To do =
Find the lines that hold "György". Report only how many there are.

══ Supplied records

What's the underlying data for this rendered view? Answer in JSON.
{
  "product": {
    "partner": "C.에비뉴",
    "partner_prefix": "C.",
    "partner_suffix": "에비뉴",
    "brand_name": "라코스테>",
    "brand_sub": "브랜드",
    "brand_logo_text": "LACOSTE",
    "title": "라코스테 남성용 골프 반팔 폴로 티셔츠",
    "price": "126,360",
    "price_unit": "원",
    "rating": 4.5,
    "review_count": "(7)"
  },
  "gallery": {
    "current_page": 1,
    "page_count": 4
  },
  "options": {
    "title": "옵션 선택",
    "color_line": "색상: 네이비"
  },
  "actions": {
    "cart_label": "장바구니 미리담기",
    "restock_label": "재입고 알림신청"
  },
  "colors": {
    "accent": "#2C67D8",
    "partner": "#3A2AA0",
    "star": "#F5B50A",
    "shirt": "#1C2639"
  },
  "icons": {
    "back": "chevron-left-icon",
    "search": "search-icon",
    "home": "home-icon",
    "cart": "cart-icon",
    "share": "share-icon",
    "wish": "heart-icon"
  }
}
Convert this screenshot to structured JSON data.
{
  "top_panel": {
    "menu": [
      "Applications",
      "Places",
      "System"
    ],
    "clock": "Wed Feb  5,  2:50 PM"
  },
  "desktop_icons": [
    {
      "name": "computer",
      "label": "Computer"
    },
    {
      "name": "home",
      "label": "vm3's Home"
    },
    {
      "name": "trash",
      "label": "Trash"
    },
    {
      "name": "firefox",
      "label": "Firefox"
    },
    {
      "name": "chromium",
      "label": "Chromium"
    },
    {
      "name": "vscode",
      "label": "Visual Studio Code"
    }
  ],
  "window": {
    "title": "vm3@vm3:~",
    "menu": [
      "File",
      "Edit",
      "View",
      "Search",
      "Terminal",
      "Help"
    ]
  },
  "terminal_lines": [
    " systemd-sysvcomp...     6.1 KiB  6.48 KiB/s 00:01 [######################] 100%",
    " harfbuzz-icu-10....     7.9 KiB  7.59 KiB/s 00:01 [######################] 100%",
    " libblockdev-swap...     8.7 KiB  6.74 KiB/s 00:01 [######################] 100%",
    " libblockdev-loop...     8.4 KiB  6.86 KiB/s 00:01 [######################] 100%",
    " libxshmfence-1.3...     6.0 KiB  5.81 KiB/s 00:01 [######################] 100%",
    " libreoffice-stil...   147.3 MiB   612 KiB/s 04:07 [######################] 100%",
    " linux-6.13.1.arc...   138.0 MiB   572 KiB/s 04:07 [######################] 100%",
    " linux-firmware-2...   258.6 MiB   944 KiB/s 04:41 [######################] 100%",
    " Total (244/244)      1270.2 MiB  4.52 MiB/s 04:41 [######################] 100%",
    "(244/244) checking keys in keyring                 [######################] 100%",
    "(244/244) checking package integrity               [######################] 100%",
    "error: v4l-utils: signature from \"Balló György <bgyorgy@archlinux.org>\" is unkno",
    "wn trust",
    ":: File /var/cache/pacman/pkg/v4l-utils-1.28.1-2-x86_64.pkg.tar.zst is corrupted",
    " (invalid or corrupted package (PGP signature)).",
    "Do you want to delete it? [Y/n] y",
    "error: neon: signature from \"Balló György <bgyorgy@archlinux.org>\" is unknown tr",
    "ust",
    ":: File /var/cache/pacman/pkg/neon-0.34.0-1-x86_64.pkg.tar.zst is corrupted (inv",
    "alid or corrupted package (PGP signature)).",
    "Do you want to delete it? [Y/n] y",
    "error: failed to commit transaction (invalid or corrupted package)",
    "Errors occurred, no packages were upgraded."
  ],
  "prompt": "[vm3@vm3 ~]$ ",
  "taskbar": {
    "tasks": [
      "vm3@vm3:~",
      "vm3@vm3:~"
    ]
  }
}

════

Final result =
2